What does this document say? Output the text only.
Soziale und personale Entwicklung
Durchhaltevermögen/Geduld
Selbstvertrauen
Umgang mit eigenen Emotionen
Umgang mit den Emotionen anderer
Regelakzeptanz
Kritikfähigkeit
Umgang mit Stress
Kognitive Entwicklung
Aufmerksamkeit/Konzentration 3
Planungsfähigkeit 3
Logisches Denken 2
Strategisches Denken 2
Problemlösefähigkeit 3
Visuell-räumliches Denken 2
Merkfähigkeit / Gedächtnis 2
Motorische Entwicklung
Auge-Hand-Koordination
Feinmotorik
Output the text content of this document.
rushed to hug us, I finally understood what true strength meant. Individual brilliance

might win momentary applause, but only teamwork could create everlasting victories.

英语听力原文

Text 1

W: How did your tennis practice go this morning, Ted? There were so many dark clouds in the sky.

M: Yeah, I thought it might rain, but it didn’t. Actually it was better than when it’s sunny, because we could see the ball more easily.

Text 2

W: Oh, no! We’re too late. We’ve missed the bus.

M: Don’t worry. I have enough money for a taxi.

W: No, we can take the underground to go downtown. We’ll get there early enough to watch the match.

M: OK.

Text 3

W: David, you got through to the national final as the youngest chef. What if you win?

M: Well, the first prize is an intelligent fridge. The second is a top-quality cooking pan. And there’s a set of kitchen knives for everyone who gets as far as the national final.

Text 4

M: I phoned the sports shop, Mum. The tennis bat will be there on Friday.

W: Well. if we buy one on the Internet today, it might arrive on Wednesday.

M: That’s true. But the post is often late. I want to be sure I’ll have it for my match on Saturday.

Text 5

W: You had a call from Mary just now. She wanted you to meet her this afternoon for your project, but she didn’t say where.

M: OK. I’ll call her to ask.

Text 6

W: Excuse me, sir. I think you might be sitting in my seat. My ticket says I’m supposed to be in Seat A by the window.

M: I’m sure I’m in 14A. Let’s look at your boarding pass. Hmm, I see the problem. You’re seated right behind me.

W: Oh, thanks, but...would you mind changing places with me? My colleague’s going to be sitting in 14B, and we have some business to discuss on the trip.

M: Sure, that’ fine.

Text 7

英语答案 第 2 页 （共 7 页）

Task to complete: Copy out every line of the data that includes the word "Well".

Task response:
M: Well, the first prize is an intelligent fridge. The second is a top-quality cooking pan. And there’s a set of kitchen knives for everyone who gets as far as the national final.
W: Well. if we buy one on the Internet today, it might arrive on Wednesday.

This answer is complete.